[Given request]: Reproduce the listing below in full and without alteration, apart from its pictures.
* begin *
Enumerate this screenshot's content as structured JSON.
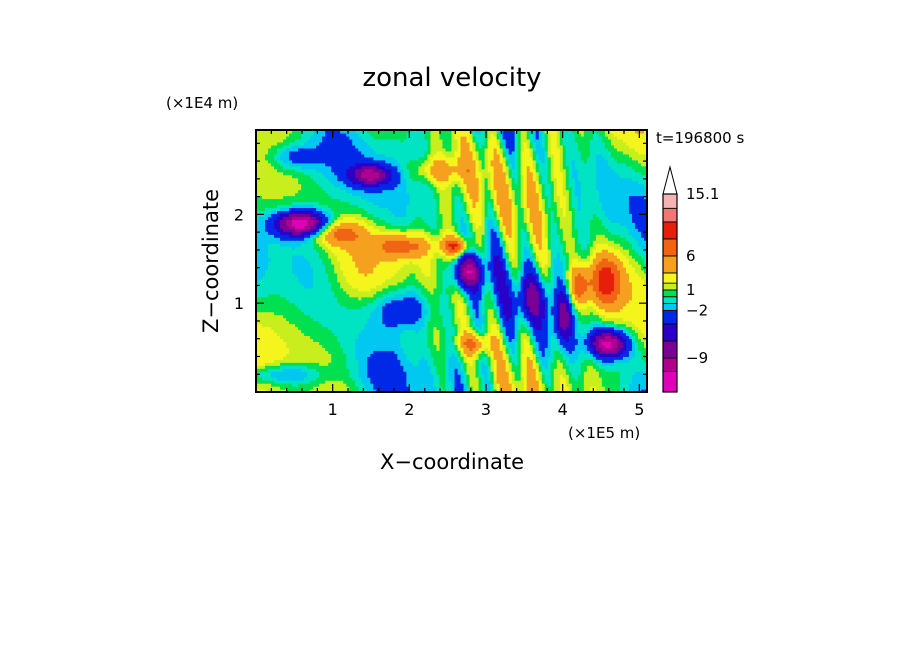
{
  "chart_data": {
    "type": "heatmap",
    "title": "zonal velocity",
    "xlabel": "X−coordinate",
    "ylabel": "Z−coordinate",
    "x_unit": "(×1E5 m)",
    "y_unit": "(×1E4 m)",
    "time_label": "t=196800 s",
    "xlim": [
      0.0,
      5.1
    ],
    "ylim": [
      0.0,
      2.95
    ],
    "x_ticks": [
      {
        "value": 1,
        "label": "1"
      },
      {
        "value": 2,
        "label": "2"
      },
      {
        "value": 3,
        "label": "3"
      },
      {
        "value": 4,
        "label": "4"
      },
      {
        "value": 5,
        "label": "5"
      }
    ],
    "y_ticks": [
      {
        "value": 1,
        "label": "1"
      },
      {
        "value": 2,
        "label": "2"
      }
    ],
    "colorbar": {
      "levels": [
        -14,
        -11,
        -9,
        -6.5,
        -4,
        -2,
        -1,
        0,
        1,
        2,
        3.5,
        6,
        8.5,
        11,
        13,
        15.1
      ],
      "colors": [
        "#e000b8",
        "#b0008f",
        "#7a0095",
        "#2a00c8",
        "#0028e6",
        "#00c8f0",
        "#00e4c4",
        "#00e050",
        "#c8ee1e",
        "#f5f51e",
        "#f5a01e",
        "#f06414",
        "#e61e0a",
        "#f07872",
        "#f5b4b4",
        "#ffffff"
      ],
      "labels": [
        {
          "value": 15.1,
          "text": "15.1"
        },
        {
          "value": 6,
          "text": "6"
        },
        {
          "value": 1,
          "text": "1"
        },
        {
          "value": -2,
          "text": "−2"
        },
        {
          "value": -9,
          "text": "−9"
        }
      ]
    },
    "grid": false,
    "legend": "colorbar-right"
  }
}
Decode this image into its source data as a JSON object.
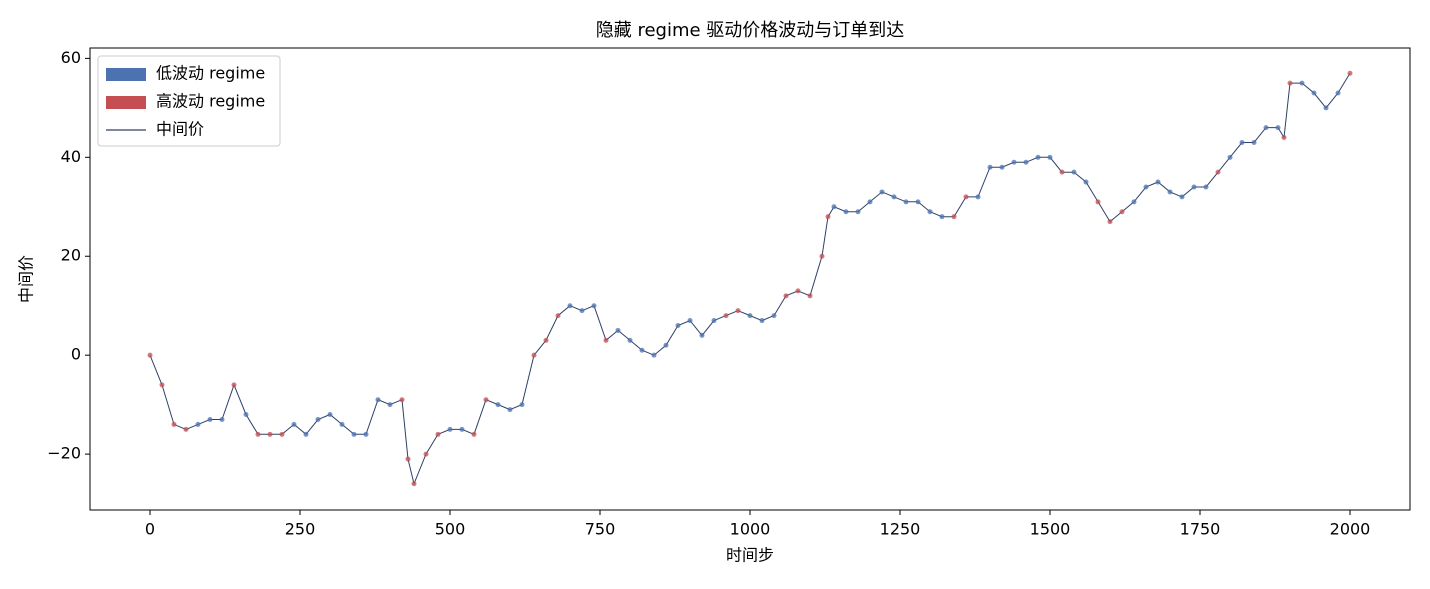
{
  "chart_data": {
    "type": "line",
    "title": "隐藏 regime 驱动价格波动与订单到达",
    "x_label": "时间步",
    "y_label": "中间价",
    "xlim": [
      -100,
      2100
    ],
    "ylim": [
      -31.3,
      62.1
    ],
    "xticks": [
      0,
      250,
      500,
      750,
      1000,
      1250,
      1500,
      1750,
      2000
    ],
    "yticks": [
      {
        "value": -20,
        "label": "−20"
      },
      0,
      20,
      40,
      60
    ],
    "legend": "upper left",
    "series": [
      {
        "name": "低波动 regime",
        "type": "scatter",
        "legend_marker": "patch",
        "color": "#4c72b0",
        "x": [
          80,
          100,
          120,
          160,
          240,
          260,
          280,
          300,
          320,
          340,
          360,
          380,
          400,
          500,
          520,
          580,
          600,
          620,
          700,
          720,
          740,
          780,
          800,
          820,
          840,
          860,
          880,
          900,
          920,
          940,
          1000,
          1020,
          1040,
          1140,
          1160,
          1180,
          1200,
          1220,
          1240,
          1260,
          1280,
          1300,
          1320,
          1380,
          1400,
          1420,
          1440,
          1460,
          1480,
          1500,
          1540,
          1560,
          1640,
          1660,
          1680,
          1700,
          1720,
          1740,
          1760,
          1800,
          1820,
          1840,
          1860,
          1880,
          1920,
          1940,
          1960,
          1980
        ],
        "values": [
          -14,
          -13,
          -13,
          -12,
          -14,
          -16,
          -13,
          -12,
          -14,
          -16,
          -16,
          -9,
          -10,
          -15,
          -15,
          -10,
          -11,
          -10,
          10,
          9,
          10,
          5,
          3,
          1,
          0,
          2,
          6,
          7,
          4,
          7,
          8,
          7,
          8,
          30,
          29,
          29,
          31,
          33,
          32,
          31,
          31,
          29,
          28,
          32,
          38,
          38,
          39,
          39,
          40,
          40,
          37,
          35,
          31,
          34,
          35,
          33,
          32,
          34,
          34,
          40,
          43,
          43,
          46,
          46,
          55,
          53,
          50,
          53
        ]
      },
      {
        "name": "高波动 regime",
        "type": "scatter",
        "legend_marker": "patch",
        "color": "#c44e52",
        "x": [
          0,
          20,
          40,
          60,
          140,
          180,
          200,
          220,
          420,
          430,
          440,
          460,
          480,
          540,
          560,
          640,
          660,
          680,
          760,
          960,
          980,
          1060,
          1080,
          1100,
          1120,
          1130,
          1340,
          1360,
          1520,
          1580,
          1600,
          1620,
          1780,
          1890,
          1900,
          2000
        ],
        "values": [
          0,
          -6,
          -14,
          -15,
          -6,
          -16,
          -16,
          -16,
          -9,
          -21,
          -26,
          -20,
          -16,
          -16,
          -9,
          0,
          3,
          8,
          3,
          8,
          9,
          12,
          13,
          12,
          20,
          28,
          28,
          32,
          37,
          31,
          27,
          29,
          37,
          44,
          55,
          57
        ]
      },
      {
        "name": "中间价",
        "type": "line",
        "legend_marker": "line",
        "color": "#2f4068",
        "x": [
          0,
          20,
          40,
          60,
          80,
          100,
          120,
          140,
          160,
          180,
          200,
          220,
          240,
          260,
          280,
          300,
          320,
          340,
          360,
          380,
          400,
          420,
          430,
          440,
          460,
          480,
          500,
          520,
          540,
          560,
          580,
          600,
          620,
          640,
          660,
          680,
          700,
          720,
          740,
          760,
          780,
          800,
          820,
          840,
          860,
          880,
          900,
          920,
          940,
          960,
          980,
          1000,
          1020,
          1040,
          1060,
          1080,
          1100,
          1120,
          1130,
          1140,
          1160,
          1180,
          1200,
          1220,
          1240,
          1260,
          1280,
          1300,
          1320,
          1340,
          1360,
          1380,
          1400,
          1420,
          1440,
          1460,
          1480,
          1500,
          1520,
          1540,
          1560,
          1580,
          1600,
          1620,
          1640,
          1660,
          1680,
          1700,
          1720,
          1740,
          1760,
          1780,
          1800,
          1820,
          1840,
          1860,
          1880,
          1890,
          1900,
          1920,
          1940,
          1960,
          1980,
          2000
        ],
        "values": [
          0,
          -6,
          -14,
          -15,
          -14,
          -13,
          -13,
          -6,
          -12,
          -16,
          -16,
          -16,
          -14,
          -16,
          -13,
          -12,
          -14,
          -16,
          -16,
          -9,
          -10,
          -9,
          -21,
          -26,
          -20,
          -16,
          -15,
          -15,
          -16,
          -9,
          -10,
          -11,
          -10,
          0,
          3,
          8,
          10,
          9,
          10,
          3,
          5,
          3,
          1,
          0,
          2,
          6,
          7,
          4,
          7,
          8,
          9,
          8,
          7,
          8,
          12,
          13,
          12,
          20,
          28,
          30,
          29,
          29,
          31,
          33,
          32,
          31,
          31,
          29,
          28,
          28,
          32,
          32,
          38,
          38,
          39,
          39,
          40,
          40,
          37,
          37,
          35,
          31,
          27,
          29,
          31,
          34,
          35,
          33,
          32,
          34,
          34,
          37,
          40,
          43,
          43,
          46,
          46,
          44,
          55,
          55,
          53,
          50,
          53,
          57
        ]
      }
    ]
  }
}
* end *
[Solved exercise]:
Enumerate this screenshot's content as structured JSON.
{
  "chart_data": {
    "type": "heatmap",
    "title": "zonal velocity",
    "xlabel": "X−coordinate",
    "ylabel": "Z−coordinate",
    "x_unit": "(×1E5 m)",
    "y_unit": "(×1E4 m)",
    "time_label": "t=196800 s",
    "xlim": [
      0.0,
      5.1
    ],
    "ylim": [
      0.0,
      2.95
    ],
    "x_ticks": [
      {
        "value": 1,
        "label": "1"
      },
      {
        "value": 2,
        "label": "2"
      },
      {
        "value": 3,
        "label": "3"
      },
      {
        "value": 4,
        "label": "4"
      },
      {
        "value": 5,
        "label": "5"
      }
    ],
    "y_ticks": [
      {
        "value": 1,
        "label": "1"
      },
      {
        "value": 2,
        "label": "2"
      }
    ],
    "colorbar": {
      "levels": [
        -14,
        -11,
        -9,
        -6.5,
        -4,
        -2,
        -1,
        0,
        1,
        2,
        3.5,
        6,
        8.5,
        11,
        13,
        15.1
      ],
      "colors": [
        "#e000b8",
        "#b0008f",
        "#7a0095",
        "#2a00c8",
        "#0028e6",
        "#00c8f0",
        "#00e4c4",
        "#00e050",
        "#c8ee1e",
        "#f5f51e",
        "#f5a01e",
        "#f06414",
        "#e61e0a",
        "#f07872",
        "#f5b4b4",
        "#ffffff"
      ],
      "labels": [
        {
          "value": 15.1,
          "text": "15.1"
        },
        {
          "value": 6,
          "text": "6"
        },
        {
          "value": 1,
          "text": "1"
        },
        {
          "value": -2,
          "text": "−2"
        },
        {
          "value": -9,
          "text": "−9"
        }
      ]
    },
    "grid": false,
    "legend": "colorbar-right"
  }
}
Decode this image into its source data as a JSON object.
{
  "chart_data": {
    "type": "line",
    "title": "隐藏 regime 驱动价格波动与订单到达",
    "x_label": "时间步",
    "y_label": "中间价",
    "xlim": [
      -100,
      2100
    ],
    "ylim": [
      -31.3,
      62.1
    ],
    "xticks": [
      0,
      250,
      500,
      750,
      1000,
      1250,
      1500,
      1750,
      2000
    ],
    "yticks": [
      {
        "value": -20,
        "label": "−20"
      },
      0,
      20,
      40,
      60
    ],
    "legend": "upper left",
    "series": [
      {
        "name": "低波动 regime",
        "type": "scatter",
        "legend_marker": "patch",
        "color": "#4c72b0",
        "x": [
          80,
          100,
          120,
          160,
          240,
          260,
          280,
          300,
          320,
          340,
          360,
          380,
          400,
          500,
          520,
          580,
          600,
          620,
          700,
          720,
          740,
          780,
          800,
          820,
          840,
          860,
          880,
          900,
          920,
          940,
          1000,
          1020,
          1040,
          1140,
          1160,
          1180,
          1200,
          1220,
          1240,
          1260,
          1280,
          1300,
          1320,
          1380,
          1400,
          1420,
          1440,
          1460,
          1480,
          1500,
          1540,
          1560,
          1640,
          1660,
          1680,
          1700,
          1720,
          1740,
          1760,
          1800,
          1820,
          1840,
          1860,
          1880,
          1920,
          1940,
          1960,
          1980
        ],
        "values": [
          -14,
          -13,
          -13,
          -12,
          -14,
          -16,
          -13,
          -12,
          -14,
          -16,
          -16,
          -9,
          -10,
          -15,
          -15,
          -10,
          -11,
          -10,
          10,
          9,
          10,
          5,
          3,
          1,
          0,
          2,
          6,
          7,
          4,
          7,
          8,
          7,
          8,
          30,
          29,
          29,
          31,
          33,
          32,
          31,
          31,
          29,
          28,
          32,
          38,
          38,
          39,
          39,
          40,
          40,
          37,
          35,
          31,
          34,
          35,
          33,
          32,
          34,
          34,
          40,
          43,
          43,
          46,
          46,
          55,
          53,
          50,
          53
        ]
      },
      {
        "name": "高波动 regime",
        "type": "scatter",
        "legend_marker": "patch",
        "color": "#c44e52",
        "x": [
          0,
          20,
          40,
          60,
          140,
          180,
          200,
          220,
          420,
          430,
          440,
          460,
          480,
          540,
          560,
          640,
          660,
          680,
          760,
          960,
          980,
          1060,
          1080,
          1100,
          1120,
          1130,
          1340,
          1360,
          1520,
          1580,
          1600,
          1620,
          1780,
          1890,
          1900,
          2000
        ],
        "values": [
          0,
          -6,
          -14,
          -15,
          -6,
          -16,
          -16,
          -16,
          -9,
          -21,
          -26,
          -20,
          -16,
          -16,
          -9,
          0,
          3,
          8,
          3,
          8,
          9,
          12,
          13,
          12,
          20,
          28,
          28,
          32,
          37,
          31,
          27,
          29,
          37,
          44,
          55,
          57
        ]
      },
      {
        "name": "中间价",
        "type": "line",
        "legend_marker": "line",
        "color": "#2f4068",
        "x": [
          0,
          20,
          40,
          60,
          80,
          100,
          120,
          140,
          160,
          180,
          200,
          220,
          240,
          260,
          280,
          300,
          320,
          340,
          360,
          380,
          400,
          420,
          430,
          440,
          460,
          480,
          500,
          520,
          540,
          560,
          580,
          600,
          620,
          640,
          660,
          680,
          700,
          720,
          740,
          760,
          780,
          800,
          820,
          840,
          860,
          880,
          900,
          920,
          940,
          960,
          980,
          1000,
          1020,
          1040,
          1060,
          1080,
          1100,
          1120,
          1130,
          1140,
          1160,
          1180,
          1200,
          1220,
          1240,
          1260,
          1280,
          1300,
          1320,
          1340,
          1360,
          1380,
          1400,
          1420,
          1440,
          1460,
          1480,
          1500,
          1520,
          1540,
          1560,
          1580,
          1600,
          1620,
          1640,
          1660,
          1680,
          1700,
          1720,
          1740,
          1760,
          1780,
          1800,
          1820,
          1840,
          1860,
          1880,
          1890,
          1900,
          1920,
          1940,
          1960,
          1980,
          2000
        ],
        "values": [
          0,
          -6,
          -14,
          -15,
          -14,
          -13,
          -13,
          -6,
          -12,
          -16,
          -16,
          -16,
          -14,
          -16,
          -13,
          -12,
          -14,
          -16,
          -16,
          -9,
          -10,
          -9,
          -21,
          -26,
          -20,
          -16,
          -15,
          -15,
          -16,
          -9,
          -10,
          -11,
          -10,
          0,
          3,
          8,
          10,
          9,
          10,
          3,
          5,
          3,
          1,
          0,
          2,
          6,
          7,
          4,
          7,
          8,
          9,
          8,
          7,
          8,
          12,
          13,
          12,
          20,
          28,
          30,
          29,
          29,
          31,
          33,
          32,
          31,
          31,
          29,
          28,
          28,
          32,
          32,
          38,
          38,
          39,
          39,
          40,
          40,
          37,
          37,
          35,
          31,
          27,
          29,
          31,
          34,
          35,
          33,
          32,
          34,
          34,
          37,
          40,
          43,
          43,
          46,
          46,
          44,
          55,
          55,
          53,
          50,
          53,
          57
        ]
      }
    ]
  }
}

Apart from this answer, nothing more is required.